> THE EXERCISE: Below are the records; locate each line with the word "الله" and copy it.

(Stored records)

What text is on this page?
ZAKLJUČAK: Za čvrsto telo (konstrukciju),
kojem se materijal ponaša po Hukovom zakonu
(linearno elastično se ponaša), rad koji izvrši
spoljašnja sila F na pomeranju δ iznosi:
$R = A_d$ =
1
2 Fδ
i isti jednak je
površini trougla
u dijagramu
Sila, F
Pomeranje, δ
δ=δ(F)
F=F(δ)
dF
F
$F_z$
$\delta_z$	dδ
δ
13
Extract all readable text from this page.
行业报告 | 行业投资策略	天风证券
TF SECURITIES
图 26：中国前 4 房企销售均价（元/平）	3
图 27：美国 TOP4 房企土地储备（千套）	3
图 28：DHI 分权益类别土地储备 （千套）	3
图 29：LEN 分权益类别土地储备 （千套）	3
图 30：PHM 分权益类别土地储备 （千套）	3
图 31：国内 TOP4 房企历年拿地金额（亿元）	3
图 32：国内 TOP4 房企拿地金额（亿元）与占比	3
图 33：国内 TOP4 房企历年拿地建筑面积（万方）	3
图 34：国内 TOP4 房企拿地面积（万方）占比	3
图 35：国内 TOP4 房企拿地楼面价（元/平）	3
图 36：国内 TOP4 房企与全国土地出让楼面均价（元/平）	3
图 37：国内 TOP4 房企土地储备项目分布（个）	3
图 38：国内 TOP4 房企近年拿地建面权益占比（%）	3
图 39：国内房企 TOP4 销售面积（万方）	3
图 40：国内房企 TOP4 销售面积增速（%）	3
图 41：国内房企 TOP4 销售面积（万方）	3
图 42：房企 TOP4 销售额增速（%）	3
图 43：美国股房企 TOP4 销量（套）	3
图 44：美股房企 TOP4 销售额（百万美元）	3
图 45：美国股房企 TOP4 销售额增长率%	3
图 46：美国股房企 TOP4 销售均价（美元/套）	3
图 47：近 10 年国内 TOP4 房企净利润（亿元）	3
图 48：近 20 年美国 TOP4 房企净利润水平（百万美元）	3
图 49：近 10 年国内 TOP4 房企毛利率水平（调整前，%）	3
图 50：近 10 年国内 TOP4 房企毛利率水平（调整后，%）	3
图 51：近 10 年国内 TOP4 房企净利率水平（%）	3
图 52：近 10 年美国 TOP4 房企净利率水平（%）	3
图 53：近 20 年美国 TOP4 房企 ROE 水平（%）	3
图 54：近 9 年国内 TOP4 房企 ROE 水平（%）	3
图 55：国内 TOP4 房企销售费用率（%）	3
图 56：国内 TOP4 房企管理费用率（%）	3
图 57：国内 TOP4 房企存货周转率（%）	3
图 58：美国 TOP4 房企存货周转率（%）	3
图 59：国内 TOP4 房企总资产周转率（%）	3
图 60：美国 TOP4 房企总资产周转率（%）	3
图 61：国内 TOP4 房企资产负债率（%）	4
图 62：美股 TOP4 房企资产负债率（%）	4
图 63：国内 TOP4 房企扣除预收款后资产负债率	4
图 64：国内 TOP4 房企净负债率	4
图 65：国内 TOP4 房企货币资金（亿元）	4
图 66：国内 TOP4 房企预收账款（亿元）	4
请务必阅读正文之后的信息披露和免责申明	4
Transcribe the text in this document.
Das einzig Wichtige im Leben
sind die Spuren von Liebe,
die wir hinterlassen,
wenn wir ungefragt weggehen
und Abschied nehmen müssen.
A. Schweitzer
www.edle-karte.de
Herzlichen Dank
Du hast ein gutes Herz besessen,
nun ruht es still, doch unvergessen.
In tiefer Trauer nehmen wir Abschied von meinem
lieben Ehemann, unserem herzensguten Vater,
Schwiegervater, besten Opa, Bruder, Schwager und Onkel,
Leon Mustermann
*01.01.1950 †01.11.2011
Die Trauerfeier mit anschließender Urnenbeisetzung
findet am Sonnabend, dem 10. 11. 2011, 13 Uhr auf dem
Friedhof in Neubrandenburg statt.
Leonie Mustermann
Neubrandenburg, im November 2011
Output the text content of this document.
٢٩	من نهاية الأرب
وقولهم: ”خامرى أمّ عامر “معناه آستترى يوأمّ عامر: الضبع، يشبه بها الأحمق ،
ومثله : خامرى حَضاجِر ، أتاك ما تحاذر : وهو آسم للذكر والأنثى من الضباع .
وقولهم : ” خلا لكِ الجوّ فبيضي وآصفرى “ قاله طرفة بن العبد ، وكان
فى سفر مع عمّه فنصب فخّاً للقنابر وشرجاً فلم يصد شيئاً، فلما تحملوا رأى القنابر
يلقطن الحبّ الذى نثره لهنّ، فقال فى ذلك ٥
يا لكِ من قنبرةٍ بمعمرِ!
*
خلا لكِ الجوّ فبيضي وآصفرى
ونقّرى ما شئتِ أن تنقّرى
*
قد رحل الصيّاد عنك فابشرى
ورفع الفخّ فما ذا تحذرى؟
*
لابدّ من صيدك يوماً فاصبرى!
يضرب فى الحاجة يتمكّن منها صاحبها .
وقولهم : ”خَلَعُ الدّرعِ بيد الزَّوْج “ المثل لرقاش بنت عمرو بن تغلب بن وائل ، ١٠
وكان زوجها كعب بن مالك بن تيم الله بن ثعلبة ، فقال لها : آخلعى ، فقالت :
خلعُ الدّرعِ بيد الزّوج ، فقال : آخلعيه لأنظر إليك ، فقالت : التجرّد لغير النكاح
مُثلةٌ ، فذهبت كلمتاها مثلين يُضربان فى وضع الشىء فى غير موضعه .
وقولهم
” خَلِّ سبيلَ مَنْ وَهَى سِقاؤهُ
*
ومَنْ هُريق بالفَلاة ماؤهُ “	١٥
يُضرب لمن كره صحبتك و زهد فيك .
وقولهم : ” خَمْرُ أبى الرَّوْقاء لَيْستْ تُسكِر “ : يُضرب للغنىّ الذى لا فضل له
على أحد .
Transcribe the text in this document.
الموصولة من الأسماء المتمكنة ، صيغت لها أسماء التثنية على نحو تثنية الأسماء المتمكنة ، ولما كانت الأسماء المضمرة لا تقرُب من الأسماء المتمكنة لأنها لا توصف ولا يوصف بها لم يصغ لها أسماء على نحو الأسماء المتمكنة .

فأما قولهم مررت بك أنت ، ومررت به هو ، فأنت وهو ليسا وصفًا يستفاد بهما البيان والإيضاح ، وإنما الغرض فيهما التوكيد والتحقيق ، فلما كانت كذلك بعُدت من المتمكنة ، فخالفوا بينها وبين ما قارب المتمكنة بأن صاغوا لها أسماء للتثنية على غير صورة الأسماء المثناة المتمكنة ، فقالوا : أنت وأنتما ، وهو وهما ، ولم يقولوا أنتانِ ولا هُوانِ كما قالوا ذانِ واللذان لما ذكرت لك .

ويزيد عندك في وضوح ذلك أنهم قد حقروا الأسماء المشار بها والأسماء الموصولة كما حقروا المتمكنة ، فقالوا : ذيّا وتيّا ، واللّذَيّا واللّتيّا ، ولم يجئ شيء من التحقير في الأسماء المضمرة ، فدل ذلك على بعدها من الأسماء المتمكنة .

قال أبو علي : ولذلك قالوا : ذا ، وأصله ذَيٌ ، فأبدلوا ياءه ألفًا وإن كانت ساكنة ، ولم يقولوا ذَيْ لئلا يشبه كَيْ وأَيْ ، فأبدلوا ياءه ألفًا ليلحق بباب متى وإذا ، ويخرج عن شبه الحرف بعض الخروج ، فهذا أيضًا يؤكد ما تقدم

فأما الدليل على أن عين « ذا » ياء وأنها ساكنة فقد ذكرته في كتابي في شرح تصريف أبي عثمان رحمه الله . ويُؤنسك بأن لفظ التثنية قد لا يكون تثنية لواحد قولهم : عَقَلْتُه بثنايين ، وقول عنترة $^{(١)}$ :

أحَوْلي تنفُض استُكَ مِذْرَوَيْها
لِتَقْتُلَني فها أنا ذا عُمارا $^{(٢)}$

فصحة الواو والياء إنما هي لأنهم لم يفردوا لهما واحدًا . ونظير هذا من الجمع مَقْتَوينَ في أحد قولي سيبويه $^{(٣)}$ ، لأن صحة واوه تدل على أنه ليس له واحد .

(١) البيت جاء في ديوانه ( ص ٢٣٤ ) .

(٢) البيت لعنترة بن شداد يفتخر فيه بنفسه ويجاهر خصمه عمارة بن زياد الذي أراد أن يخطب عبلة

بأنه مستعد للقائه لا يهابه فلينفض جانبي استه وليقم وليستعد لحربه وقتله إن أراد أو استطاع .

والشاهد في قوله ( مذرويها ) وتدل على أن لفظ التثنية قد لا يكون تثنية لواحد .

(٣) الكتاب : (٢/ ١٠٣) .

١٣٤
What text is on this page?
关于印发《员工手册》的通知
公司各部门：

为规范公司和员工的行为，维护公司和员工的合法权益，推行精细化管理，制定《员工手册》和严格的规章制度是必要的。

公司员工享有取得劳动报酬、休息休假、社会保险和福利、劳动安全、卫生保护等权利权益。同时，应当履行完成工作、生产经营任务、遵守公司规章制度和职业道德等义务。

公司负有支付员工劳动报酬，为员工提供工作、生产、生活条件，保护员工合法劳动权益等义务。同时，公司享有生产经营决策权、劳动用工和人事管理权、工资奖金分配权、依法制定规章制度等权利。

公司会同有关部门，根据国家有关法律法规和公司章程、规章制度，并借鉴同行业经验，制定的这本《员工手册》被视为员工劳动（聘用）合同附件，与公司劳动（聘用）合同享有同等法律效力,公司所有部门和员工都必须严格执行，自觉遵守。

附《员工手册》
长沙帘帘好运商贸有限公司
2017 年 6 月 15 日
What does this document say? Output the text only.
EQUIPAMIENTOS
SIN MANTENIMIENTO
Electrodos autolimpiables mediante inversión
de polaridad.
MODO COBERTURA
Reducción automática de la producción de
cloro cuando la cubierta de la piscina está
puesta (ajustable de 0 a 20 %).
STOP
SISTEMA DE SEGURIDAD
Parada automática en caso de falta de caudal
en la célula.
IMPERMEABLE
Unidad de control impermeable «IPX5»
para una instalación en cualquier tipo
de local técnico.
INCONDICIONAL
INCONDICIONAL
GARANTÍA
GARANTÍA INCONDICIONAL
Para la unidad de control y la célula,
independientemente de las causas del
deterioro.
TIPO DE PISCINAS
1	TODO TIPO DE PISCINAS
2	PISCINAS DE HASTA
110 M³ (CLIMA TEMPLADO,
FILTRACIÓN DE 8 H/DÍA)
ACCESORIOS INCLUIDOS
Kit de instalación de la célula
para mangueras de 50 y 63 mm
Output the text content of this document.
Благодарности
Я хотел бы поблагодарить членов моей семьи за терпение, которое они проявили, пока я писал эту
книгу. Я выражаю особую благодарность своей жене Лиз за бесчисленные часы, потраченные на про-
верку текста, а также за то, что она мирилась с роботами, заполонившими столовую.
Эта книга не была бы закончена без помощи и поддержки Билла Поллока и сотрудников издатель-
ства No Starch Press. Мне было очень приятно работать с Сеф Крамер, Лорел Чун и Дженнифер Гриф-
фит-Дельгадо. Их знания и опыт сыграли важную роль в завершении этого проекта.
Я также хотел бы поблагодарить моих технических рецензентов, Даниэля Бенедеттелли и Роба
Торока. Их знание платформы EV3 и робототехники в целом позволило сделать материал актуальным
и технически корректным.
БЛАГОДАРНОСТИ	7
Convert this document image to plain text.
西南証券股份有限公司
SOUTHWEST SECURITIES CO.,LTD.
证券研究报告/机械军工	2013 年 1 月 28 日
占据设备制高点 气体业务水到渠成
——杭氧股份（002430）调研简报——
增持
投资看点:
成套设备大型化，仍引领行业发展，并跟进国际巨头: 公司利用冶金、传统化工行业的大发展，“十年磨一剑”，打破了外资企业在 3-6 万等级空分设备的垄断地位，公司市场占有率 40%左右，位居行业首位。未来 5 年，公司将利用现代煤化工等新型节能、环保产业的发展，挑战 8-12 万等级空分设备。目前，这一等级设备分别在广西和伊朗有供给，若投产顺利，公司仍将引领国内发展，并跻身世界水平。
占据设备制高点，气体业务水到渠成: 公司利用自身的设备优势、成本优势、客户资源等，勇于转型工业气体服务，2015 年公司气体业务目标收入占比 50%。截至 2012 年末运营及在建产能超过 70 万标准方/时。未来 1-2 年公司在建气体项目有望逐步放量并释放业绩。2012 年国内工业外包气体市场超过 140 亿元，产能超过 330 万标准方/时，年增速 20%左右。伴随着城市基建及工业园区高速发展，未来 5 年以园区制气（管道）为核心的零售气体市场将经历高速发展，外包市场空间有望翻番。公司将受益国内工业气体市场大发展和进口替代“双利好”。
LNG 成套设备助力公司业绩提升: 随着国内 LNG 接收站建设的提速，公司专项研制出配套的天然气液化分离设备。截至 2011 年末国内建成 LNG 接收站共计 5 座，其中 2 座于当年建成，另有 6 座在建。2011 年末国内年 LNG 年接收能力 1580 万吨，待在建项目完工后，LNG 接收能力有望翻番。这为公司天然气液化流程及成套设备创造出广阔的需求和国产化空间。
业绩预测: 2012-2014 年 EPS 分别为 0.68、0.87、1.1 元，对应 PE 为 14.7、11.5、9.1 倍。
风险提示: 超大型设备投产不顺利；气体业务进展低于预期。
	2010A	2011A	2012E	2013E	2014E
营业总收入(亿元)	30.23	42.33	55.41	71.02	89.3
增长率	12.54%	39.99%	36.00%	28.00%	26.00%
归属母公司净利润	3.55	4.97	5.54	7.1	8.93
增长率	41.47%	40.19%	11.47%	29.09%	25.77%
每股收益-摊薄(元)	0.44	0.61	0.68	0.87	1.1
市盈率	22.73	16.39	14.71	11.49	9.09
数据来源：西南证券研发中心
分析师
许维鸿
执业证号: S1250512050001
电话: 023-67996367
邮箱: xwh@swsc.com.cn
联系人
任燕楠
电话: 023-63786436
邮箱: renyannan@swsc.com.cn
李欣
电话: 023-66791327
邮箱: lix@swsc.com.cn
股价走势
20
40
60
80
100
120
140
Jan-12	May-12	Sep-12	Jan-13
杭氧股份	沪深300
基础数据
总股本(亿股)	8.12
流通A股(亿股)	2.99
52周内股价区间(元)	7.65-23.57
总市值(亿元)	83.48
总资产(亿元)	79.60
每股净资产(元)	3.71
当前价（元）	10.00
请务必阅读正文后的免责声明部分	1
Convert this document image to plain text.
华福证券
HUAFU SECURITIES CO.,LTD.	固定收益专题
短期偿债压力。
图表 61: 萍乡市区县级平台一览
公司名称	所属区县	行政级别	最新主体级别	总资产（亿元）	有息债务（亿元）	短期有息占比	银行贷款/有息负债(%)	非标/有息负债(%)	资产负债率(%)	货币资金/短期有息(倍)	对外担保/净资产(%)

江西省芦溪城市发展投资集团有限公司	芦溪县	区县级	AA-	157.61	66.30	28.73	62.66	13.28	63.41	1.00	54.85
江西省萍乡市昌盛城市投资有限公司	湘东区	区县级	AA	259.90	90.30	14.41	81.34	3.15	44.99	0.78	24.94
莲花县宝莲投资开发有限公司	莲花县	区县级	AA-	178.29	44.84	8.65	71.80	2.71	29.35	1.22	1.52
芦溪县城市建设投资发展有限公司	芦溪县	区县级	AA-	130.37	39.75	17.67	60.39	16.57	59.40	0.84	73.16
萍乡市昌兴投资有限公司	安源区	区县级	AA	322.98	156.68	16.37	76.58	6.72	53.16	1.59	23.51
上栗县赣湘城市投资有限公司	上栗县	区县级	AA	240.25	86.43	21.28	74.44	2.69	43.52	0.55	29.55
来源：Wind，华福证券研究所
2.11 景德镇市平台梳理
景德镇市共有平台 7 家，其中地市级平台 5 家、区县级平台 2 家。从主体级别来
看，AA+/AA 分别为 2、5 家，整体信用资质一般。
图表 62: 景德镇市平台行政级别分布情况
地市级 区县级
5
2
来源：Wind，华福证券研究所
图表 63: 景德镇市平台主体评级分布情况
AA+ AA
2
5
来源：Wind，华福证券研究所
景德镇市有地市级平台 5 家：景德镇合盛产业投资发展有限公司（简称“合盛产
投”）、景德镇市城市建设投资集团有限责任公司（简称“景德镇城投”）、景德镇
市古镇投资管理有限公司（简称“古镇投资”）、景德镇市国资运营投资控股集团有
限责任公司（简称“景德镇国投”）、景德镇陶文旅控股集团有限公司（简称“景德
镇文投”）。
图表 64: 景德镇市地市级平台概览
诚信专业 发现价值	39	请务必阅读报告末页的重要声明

> ANSWER IN FULL:
وكان زوجها كعب بن مالك بن تيم الله بن ثعلبة ، فقال لها : آخلعى ، فقالت :
فأما الدليل على أن عين « ذا » ياء وأنها ساكنة فقد ذكرته في كتابي في شرح تصريف أبي عثمان رحمه الله . ويُؤنسك بأن لفظ التثنية قد لا يكون تثنية لواحد قولهم : عَقَلْتُه بثنايين ، وقول عنترة $^{(١)}$ :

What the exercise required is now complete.